Retype everything in the listing, leaving each line exactly as it is.

Stored items from a collection
__________________________________________________
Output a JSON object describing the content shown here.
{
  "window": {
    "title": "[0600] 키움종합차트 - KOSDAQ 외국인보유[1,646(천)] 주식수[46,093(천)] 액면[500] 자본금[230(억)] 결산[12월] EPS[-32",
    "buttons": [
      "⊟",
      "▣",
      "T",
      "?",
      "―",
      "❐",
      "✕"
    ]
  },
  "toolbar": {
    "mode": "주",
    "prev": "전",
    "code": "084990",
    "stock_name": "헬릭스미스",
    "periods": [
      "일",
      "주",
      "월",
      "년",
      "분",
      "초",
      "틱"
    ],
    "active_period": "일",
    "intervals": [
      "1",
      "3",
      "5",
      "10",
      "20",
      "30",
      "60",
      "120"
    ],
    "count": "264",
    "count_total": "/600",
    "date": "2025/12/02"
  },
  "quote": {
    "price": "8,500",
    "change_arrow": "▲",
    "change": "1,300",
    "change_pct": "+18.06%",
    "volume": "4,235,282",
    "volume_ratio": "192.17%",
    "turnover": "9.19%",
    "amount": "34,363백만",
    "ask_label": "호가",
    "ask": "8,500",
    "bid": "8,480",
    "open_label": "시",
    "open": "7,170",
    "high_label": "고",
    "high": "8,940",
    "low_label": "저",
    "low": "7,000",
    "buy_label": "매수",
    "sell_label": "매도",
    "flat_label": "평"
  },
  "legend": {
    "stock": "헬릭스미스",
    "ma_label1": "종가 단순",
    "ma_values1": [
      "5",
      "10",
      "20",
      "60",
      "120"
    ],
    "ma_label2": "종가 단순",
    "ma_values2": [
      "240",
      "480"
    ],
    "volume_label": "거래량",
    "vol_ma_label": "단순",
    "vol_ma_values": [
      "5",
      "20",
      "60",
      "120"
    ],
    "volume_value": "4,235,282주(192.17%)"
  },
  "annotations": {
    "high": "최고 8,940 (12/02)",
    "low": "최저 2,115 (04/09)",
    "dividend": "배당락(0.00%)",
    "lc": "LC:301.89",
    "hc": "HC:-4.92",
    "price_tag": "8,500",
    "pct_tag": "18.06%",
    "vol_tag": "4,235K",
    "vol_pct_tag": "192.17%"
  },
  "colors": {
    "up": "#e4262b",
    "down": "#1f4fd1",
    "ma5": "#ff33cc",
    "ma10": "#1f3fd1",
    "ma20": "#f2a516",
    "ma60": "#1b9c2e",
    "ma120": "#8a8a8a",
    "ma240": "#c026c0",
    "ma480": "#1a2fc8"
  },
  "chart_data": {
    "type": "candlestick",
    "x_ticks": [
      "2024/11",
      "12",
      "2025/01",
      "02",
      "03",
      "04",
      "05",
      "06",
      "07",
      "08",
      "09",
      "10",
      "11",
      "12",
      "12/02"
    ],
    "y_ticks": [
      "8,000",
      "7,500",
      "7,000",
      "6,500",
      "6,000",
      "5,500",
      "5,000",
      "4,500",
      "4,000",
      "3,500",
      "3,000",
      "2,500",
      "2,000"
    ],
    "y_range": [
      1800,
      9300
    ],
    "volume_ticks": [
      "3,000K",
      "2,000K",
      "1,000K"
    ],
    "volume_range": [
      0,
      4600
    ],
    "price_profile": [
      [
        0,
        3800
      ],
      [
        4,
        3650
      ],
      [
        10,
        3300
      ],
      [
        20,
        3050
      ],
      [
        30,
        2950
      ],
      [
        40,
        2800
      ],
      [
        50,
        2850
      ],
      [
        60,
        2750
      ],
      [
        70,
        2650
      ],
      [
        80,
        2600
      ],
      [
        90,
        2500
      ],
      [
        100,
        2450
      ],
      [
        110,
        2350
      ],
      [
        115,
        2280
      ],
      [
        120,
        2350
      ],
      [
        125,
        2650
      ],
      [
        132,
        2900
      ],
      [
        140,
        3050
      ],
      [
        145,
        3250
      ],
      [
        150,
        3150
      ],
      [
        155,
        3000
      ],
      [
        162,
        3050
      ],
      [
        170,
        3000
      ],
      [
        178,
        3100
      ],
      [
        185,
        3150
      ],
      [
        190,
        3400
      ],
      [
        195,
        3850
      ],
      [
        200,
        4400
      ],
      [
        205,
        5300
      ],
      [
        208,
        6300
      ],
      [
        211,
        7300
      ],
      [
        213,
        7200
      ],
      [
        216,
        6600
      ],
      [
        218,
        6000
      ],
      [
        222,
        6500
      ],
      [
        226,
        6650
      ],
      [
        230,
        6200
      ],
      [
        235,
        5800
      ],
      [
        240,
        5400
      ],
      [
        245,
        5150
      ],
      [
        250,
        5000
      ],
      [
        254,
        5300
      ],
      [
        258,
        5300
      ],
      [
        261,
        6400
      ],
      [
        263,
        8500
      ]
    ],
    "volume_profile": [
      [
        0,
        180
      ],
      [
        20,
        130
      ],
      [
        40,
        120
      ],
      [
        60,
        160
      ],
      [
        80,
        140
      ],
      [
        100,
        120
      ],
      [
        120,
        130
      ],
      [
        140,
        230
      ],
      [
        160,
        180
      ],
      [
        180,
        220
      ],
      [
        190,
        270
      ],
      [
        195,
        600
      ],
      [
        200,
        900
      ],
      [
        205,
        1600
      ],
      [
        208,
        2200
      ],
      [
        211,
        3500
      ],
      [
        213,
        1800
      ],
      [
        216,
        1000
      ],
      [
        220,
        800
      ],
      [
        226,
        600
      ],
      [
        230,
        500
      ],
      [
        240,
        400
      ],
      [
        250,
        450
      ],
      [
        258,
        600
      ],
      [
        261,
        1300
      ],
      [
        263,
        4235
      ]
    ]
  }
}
__________________________________________________
[Response]:
Output a JSON object describing the content shown here.
{
  "window": {
    "title": "[0600] 키움종합차트 - KOSDAQ 외국인보유[1,646(천)] 주식수[46,093(천)] 액면[500] 자본금[230(억)] 결산[12월] EPS[-32",
    "buttons": [
      "⊟",
      "▣",
      "T",
      "?",
      "―",
      "❐",
      "✕"
    ]
  },
  "toolbar": {
    "mode": "주",
    "prev": "전",
    "code": "084990",
    "stock_name": "헬릭스미스",
    "periods": [
      "일",
      "주",
      "월",
      "년",
      "분",
      "초",
      "틱"
    ],
    "active_period": "일",
    "intervals": [
      "1",
      "3",
      "5",
      "10",
      "20",
      "30",
      "60",
      "120"
    ],
    "count": "264",
    "count_total": "/600",
    "date": "2025/12/02"
  },
  "quote": {
    "price": "8,500",
    "change_arrow": "▲",
    "change": "1,300",
    "change_pct": "+18.06%",
    "volume": "4,235,282",
    "volume_ratio": "192.17%",
    "turnover": "9.19%",
    "amount": "34,363백만",
    "ask_label": "호가",
    "ask": "8,500",
    "bid": "8,480",
    "open_label": "시",
    "open": "7,170",
    "high_label": "고",
    "high": "8,940",
    "low_label": "저",
    "low": "7,000",
    "buy_label": "매수",
    "sell_label": "매도",
    "flat_label": "평"
  },
  "legend": {
    "stock": "헬릭스미스",
    "ma_label1": "종가 단순",
    "ma_values1": [
      "5",
      "10",
      "20",
      "60",
      "120"
    ],
    "ma_label2": "종가 단순",
    "ma_values2": [
      "240",
      "480"
    ],
    "volume_label": "거래량",
    "vol_ma_label": "단순",
    "vol_ma_values": [
      "5",
      "20",
      "60",
      "120"
    ],
    "volume_value": "4,235,282주(192.17%)"
  },
  "annotations": {
    "high": "최고 8,940 (12/02)",
    "low": "최저 2,115 (04/09)",
    "dividend": "배당락(0.00%)",
    "lc": "LC:301.89",
    "hc": "HC:-4.92",
    "price_tag": "8,500",
    "pct_tag": "18.06%",
    "vol_tag": "4,235K",
    "vol_pct_tag": "192.17%"
  },
  "colors": {
    "up": "#e4262b",
    "down": "#1f4fd1",
    "ma5": "#ff33cc",
    "ma10": "#1f3fd1",
    "ma20": "#f2a516",
    "ma60": "#1b9c2e",
    "ma120": "#8a8a8a",
    "ma240": "#c026c0",
    "ma480": "#1a2fc8"
  },
  "chart_data": {
    "type": "candlestick",
    "x_ticks": [
      "2024/11",
      "12",
      "2025/01",
      "02",
      "03",
      "04",
      "05",
      "06",
      "07",
      "08",
      "09",
      "10",
      "11",
      "12",
      "12/02"
    ],
    "y_ticks": [
      "8,000",
      "7,500",
      "7,000",
      "6,500",
      "6,000",
      "5,500",
      "5,000",
      "4,500",
      "4,000",
      "3,500",
      "3,000",
      "2,500",
      "2,000"
    ],
    "y_range": [
      1800,
      9300
    ],
    "volume_ticks": [
      "3,000K",
      "2,000K",
      "1,000K"
    ],
    "volume_range": [
      0,
      4600
    ],
    "price_profile": [
      [
        0,
        3800
      ],
      [
        4,
        3650
      ],
      [
        10,
        3300
      ],
      [
        20,
        3050
      ],
      [
        30,
        2950
      ],
      [
        40,
        2800
      ],
      [
        50,
        2850
      ],
      [
        60,
        2750
      ],
      [
        70,
        2650
      ],
      [
        80,
        2600
      ],
      [
        90,
        2500
      ],
      [
        100,
        2450
      ],
      [
        110,
        2350
      ],
      [
        115,
        2280
      ],
      [
        120,
        2350
      ],
      [
        125,
        2650
      ],
      [
        132,
        2900
      ],
      [
        140,
        3050
      ],
      [
        145,
        3250
      ],
      [
        150,
        3150
      ],
      [
        155,
        3000
      ],
      [
        162,
        3050
      ],
      [
        170,
        3000
      ],
      [
        178,
        3100
      ],
      [
        185,
        3150
      ],
      [
        190,
        3400
      ],
      [
        195,
        3850
      ],
      [
        200,
        4400
      ],
      [
        205,
        5300
      ],
      [
        208,
        6300
      ],
      [
        211,
        7300
      ],
      [
        213,
        7200
      ],
      [
        216,
        6600
      ],
      [
        218,
        6000
      ],
      [
        222,
        6500
      ],
      [
        226,
        6650
      ],
      [
        230,
        6200
      ],
      [
        235,
        5800
      ],
      [
        240,
        5400
      ],
      [
        245,
        5150
      ],
      [
        250,
        5000
      ],
      [
        254,
        5300
      ],
      [
        258,
        5300
      ],
      [
        261,
        6400
      ],
      [
        263,
        8500
      ]
    ],
    "volume_profile": [
      [
        0,
        180
      ],
      [
        20,
        130
      ],
      [
        40,
        120
      ],
      [
        60,
        160
      ],
      [
        80,
        140
      ],
      [
        100,
        120
      ],
      [
        120,
        130
      ],
      [
        140,
        230
      ],
      [
        160,
        180
      ],
      [
        180,
        220
      ],
      [
        190,
        270
      ],
      [
        195,
        600
      ],
      [
        200,
        900
      ],
      [
        205,
        1600
      ],
      [
        208,
        2200
      ],
      [
        211,
        3500
      ],
      [
        213,
        1800
      ],
      [
        216,
        1000
      ],
      [
        220,
        800
      ],
      [
        226,
        600
      ],
      [
        230,
        500
      ],
      [
        240,
        400
      ],
      [
        250,
        450
      ],
      [
        258,
        600
      ],
      [
        261,
        1300
      ],
      [
        263,
        4235
      ]
    ]
  }
}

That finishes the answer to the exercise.